Data entries
· · ·
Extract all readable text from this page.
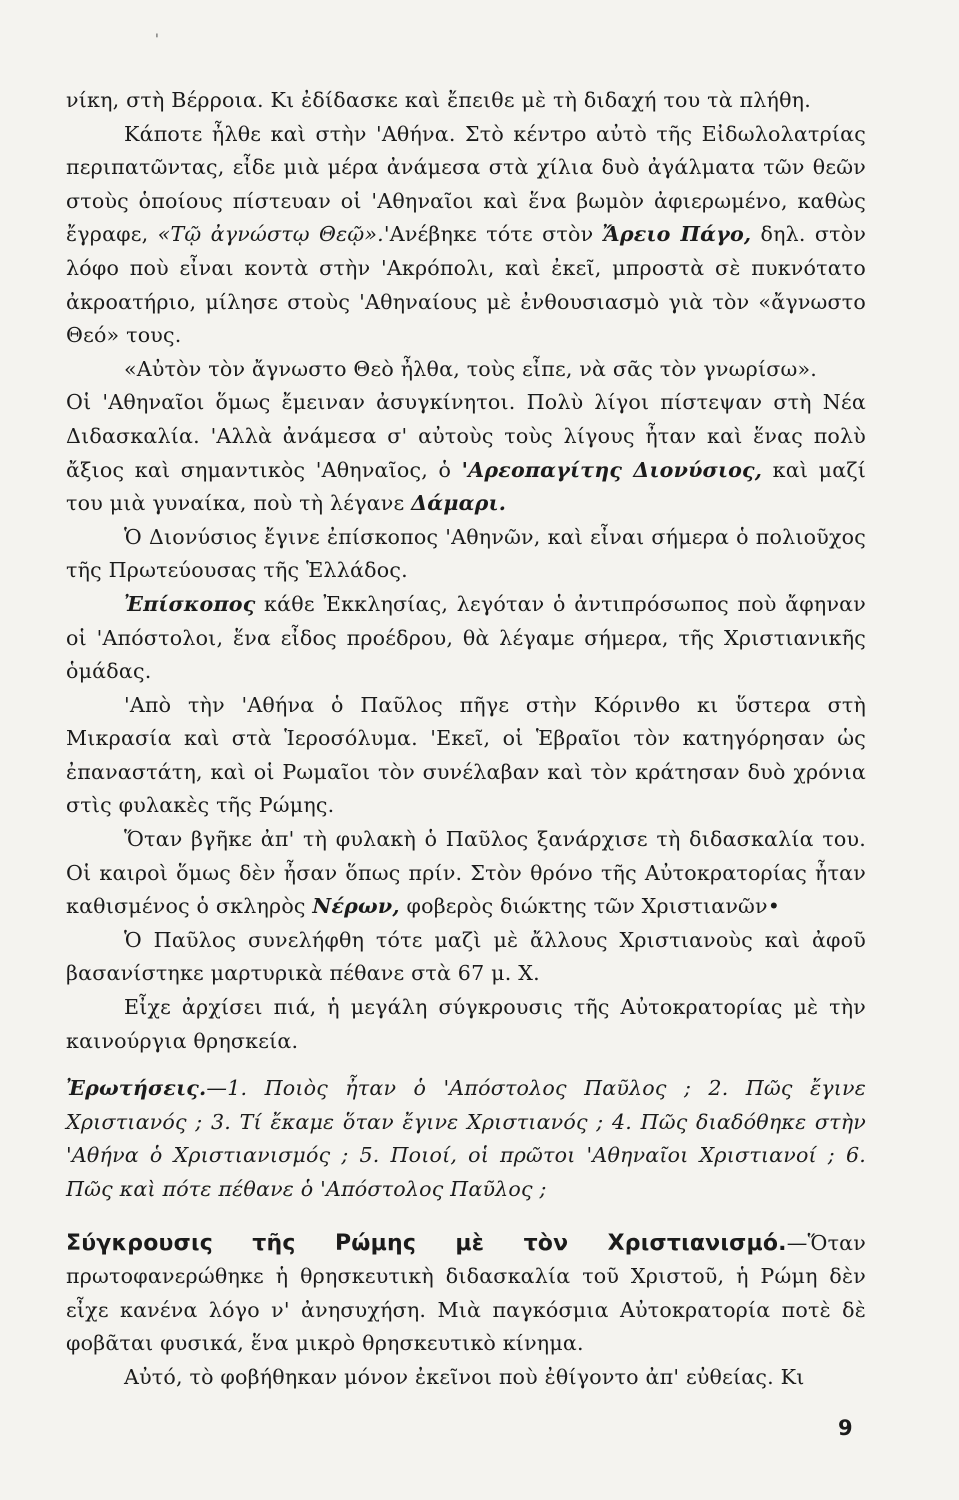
'

νίκη, στὴ Βέρροια. Κι ἐδίδασκε καὶ ἔπειθε μὲ τὴ διδαχή του τὰ πλήθη.

Κάποτε ἦλθε καὶ στὴν 'Αθήνα. Στὸ κέντρο αὐτὸ τῆς Εἰδωλολατρίας περιπατῶντας, εἶδε μιὰ μέρα ἀνάμεσα στὰ χίλια δυὸ ἀγάλματα τῶν θεῶν στοὺς ὁποίους πίστευαν οἱ 'Αθηναῖοι καὶ ἕνα βωμὸν ἀφιερωμένο, καθὼς ἔγραφε, «Τῷ ἀγνώστῳ Θεῷ».'Ανέβηκε τότε στὸν Ἄρειο Πάγο, δηλ. στὸν λόφο ποὺ εἶναι κοντὰ στὴν 'Ακρόπολι, καὶ ἐκεῖ, μπροστὰ σὲ πυκνότατο ἀκροατήριο, μίλησε στοὺς 'Αθηναίους μὲ ἐνθουσιασμὸ γιὰ τὸν «ἄγνωστο Θεό» τους.

«Αὐτὸν τὸν ἄγνωστο Θεὸ ἦλθα, τοὺς εἶπε, νὰ σᾶς τὸν γνωρίσω».

Οἱ 'Αθηναῖοι ὅμως ἔμειναν ἀσυγκίνητοι. Πολὺ λίγοι πίστεψαν στὴ Νέα Διδασκαλία. 'Αλλὰ ἀνάμεσα σ' αὐτοὺς τοὺς λίγους ἦταν καὶ ἕνας πολὺ ἄξιος καὶ σημαντικὸς 'Αθηναῖος, ὁ 'Αρεοπαγίτης Διονύσιος, καὶ μαζί του μιὰ γυναίκα, ποὺ τὴ λέγανε Δάμαρι.

Ὁ Διονύσιος ἔγινε ἐπίσκοπος 'Αθηνῶν, καὶ εἶναι σήμερα ὁ πολιοῦχος τῆς Πρωτεύουσας τῆς Ἑλλάδος.

Ἐπίσκοπος κάθε Ἐκκλησίας, λεγόταν ὁ ἀντιπρόσωπος ποὺ ἄφηναν οἱ 'Απόστολοι, ἕνα εἶδος προέδρου, θὰ λέγαμε σήμερα, τῆς Χριστιανικῆς ὁμάδας.

'Απὸ τὴν 'Αθήνα ὁ Παῦλος πῆγε στὴν Κόρινθο κι ὕστερα στὴ Μικρασία καὶ στὰ Ἱεροσόλυμα. 'Εκεῖ, οἱ Ἑβραῖοι τὸν κατηγόρησαν ὡς ἐπαναστάτη, καὶ οἱ Ρωμαῖοι τὸν συνέλαβαν καὶ τὸν κράτησαν δυὸ χρόνια στὶς φυλακὲς τῆς Ρώμης.

Ὅταν βγῆκε ἀπ' τὴ φυλακὴ ὁ Παῦλος ξανάρχισε τὴ διδασκαλία του. Οἱ καιροὶ ὅμως δὲν ἦσαν ὅπως πρίν. Στὸν θρόνο τῆς Αὐτοκρατορίας ἦταν καθισμένος ὁ σκληρὸς Νέρων, φοβερὸς διώκτης τῶν Χριστιανῶν•

Ὁ Παῦλος συνελήφθη τότε μαζὶ μὲ ἄλλους Χριστιανοὺς καὶ ἀφοῦ βασανίστηκε μαρτυρικὰ πέθανε στὰ 67 μ. Χ.

Εἶχε ἀρχίσει πιά, ἡ μεγάλη σύγκρουσις τῆς Αὐτοκρατορίας μὲ τὴν καινούργια θρησκεία.

Ἐρωτήσεις.—1. Ποιὸς ἦταν ὁ 'Απόστολος Παῦλος ; 2. Πῶς ἔγινε Χριστιανός ; 3. Τί ἔκαμε ὅταν ἔγινε Χριστιανός ; 4. Πῶς διαδόθηκε στὴν 'Αθήνα ὁ Χριστιανισμός ; 5. Ποιοί, οἱ πρῶτοι 'Αθηναῖοι Χριστιανοί ; 6. Πῶς καὶ πότε πέθανε ὁ 'Απόστολος Παῦλος ;

Σύγκρουσις τῆς Ρώμης μὲ τὸν Χριστιανισμό.—Ὅταν πρωτοφανερώθηκε ἡ θρησκευτικὴ διδασκαλία τοῦ Χριστοῦ, ἡ Ρώμη δὲν εἶχε κανένα λόγο ν' ἀνησυχήση. Μιὰ παγκόσμια Αὐτοκρατορία ποτὲ δὲ φοβᾶται φυσικά, ἕνα μικρὸ θρησκευτικὸ κίνημα.

Αὐτό, τὸ φοβήθηκαν μόνον ἐκεῖνοι ποὺ ἐθίγοντο ἀπ' εὐθείας. Κι

9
· · ·
Print out every entry above without changing a word, and leave out the pictures.

**Response to the exercise**
Extract all readable text from this page.
'

νίκη, στὴ Βέρροια. Κι ἐδίδασκε καὶ ἔπειθε μὲ τὴ διδαχή του τὰ πλήθη.

Κάποτε ἦλθε καὶ στὴν 'Αθήνα. Στὸ κέντρο αὐτὸ τῆς Εἰδωλολατρίας περιπατῶντας, εἶδε μιὰ μέρα ἀνάμεσα στὰ χίλια δυὸ ἀγάλματα τῶν θεῶν στοὺς ὁποίους πίστευαν οἱ 'Αθηναῖοι καὶ ἕνα βωμὸν ἀφιερωμένο, καθὼς ἔγραφε, «Τῷ ἀγνώστῳ Θεῷ».'Ανέβηκε τότε στὸν Ἄρειο Πάγο, δηλ. στὸν λόφο ποὺ εἶναι κοντὰ στὴν 'Ακρόπολι, καὶ ἐκεῖ, μπροστὰ σὲ πυκνότατο ἀκροατήριο, μίλησε στοὺς 'Αθηναίους μὲ ἐνθουσιασμὸ γιὰ τὸν «ἄγνωστο Θεό» τους.

«Αὐτὸν τὸν ἄγνωστο Θεὸ ἦλθα, τοὺς εἶπε, νὰ σᾶς τὸν γνωρίσω».

Οἱ 'Αθηναῖοι ὅμως ἔμειναν ἀσυγκίνητοι. Πολὺ λίγοι πίστεψαν στὴ Νέα Διδασκαλία. 'Αλλὰ ἀνάμεσα σ' αὐτοὺς τοὺς λίγους ἦταν καὶ ἕνας πολὺ ἄξιος καὶ σημαντικὸς 'Αθηναῖος, ὁ 'Αρεοπαγίτης Διονύσιος, καὶ μαζί του μιὰ γυναίκα, ποὺ τὴ λέγανε Δάμαρι.

Ὁ Διονύσιος ἔγινε ἐπίσκοπος 'Αθηνῶν, καὶ εἶναι σήμερα ὁ πολιοῦχος τῆς Πρωτεύουσας τῆς Ἑλλάδος.

Ἐπίσκοπος κάθε Ἐκκλησίας, λεγόταν ὁ ἀντιπρόσωπος ποὺ ἄφηναν οἱ 'Απόστολοι, ἕνα εἶδος προέδρου, θὰ λέγαμε σήμερα, τῆς Χριστιανικῆς ὁμάδας.

'Απὸ τὴν 'Αθήνα ὁ Παῦλος πῆγε στὴν Κόρινθο κι ὕστερα στὴ Μικρασία καὶ στὰ Ἱεροσόλυμα. 'Εκεῖ, οἱ Ἑβραῖοι τὸν κατηγόρησαν ὡς ἐπαναστάτη, καὶ οἱ Ρωμαῖοι τὸν συνέλαβαν καὶ τὸν κράτησαν δυὸ χρόνια στὶς φυλακὲς τῆς Ρώμης.

Ὅταν βγῆκε ἀπ' τὴ φυλακὴ ὁ Παῦλος ξανάρχισε τὴ διδασκαλία του. Οἱ καιροὶ ὅμως δὲν ἦσαν ὅπως πρίν. Στὸν θρόνο τῆς Αὐτοκρατορίας ἦταν καθισμένος ὁ σκληρὸς Νέρων, φοβερὸς διώκτης τῶν Χριστιανῶν•

Ὁ Παῦλος συνελήφθη τότε μαζὶ μὲ ἄλλους Χριστιανοὺς καὶ ἀφοῦ βασανίστηκε μαρτυρικὰ πέθανε στὰ 67 μ. Χ.

Εἶχε ἀρχίσει πιά, ἡ μεγάλη σύγκρουσις τῆς Αὐτοκρατορίας μὲ τὴν καινούργια θρησκεία.

Ἐρωτήσεις.—1. Ποιὸς ἦταν ὁ 'Απόστολος Παῦλος ; 2. Πῶς ἔγινε Χριστιανός ; 3. Τί ἔκαμε ὅταν ἔγινε Χριστιανός ; 4. Πῶς διαδόθηκε στὴν 'Αθήνα ὁ Χριστιανισμός ; 5. Ποιοί, οἱ πρῶτοι 'Αθηναῖοι Χριστιανοί ; 6. Πῶς καὶ πότε πέθανε ὁ 'Απόστολος Παῦλος ;

Σύγκρουσις τῆς Ρώμης μὲ τὸν Χριστιανισμό.—Ὅταν πρωτοφανερώθηκε ἡ θρησκευτικὴ διδασκαλία τοῦ Χριστοῦ, ἡ Ρώμη δὲν εἶχε κανένα λόγο ν' ἀνησυχήση. Μιὰ παγκόσμια Αὐτοκρατορία ποτὲ δὲ φοβᾶται φυσικά, ἕνα μικρὸ θρησκευτικὸ κίνημα.

Αὐτό, τὸ φοβήθηκαν μόνον ἐκεῖνοι ποὺ ἐθίγοντο ἀπ' εὐθείας. Κι

9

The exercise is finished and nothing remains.